**PROVIDED DATA:**
######

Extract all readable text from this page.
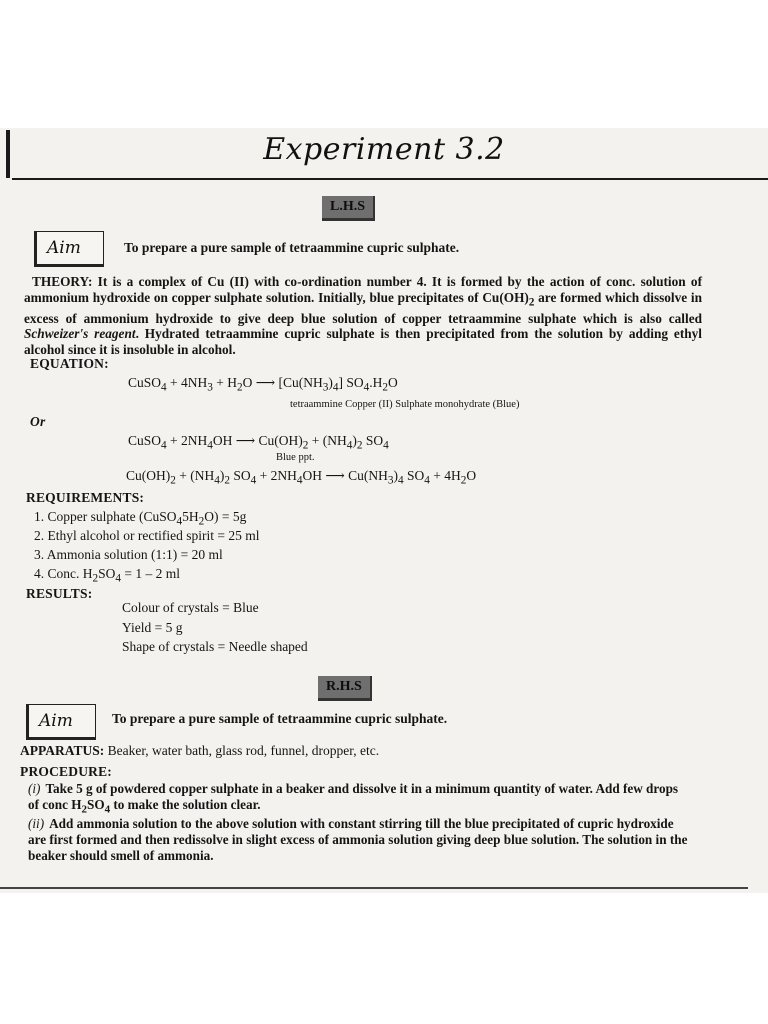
Experiment 3.2
L.H.S
Aim	To prepare a pure sample of tetraammine cupric sulphate.
THEORY: It is a complex of Cu (II) with co-ordination number 4. It is formed by the action of conc. solution of ammonium hydroxide on copper sulphate solution. Initially, blue precipitates of $Cu(OH)_2$ are formed which dissolve in excess of ammonium hydroxide to give deep blue solution of copper tetraammine sulphate which is also called Schweizer's reagent. Hydrated tetraammine cupric sulphate is then precipitated from the solution by adding ethyl alcohol since it is insoluble in alcohol.
EQUATION:
CuSO$_4$ + $4NH_3 + H_2O$ ⟶ $[Cu(NH_3)_4]$ $SO_4.H_2O$
tetraammine Copper (II) Sulphate monohydrate (Blue)
Or
CuSO$_4$ + $2NH_4OH$ ⟶ $Cu(OH)_2 + (NH_4)_2$ $SO_4$
Blue ppt.
$Cu(OH)_2 + (NH_4)_2$ $SO_4 + 2NH_4OH$ ⟶ $Cu(NH_3)_4$ $SO_4 + 4H_2O$
REQUIREMENTS:
1. Copper sulphate $(CuSO_45H_2O) = 5g$
2. Ethyl alcohol or rectified spirit = 25 ml
3. Ammonia solution (1:1) = 20 ml
4. Conc. $H_2SO_4 = 1 - 2$ ml
RESULTS:
Colour of crystals = Blue
Yield = 5 g
Shape of crystals = Needle shaped
R.H.S
Aim	To prepare a pure sample of tetraammine cupric sulphate.
APPARATUS: Beaker, water bath, glass rod, funnel, dropper, etc.
PROCEDURE:
(i) Take 5 g of powdered copper sulphate in a beaker and dissolve it in a minimum quantity of water. Add few drops of conc $H_2SO_4$ to make the solution clear.
(ii) Add ammonia solution to the above solution with constant stirring till the blue precipitated of cupric hydroxide are first formed and then redissolve in slight excess of ammonia solution giving deep blue solution. The solution in the beaker should smell of ammonia.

######

**TASK DETAILS:**
Pull out the lines above in which the word "deep" appears.

**EXPECTED OUTPUT:**
THEORY: It is a complex of Cu (II) with co-ordination number 4. It is formed by the action of conc. solution of ammonium hydroxide on copper sulphate solution. Initially, blue precipitates of $Cu(OH)_2$ are formed which dissolve in excess of ammonium hydroxide to give deep blue solution of copper tetraammine sulphate which is also called Schweizer's reagent. Hydrated tetraammine cupric sulphate is then precipitated from the solution by adding ethyl alcohol since it is insoluble in alcohol.
(ii) Add ammonia solution to the above solution with constant stirring till the blue precipitated of cupric hydroxide are first formed and then redissolve in slight excess of ammonia solution giving deep blue solution. The solution in the beaker should smell of ammonia.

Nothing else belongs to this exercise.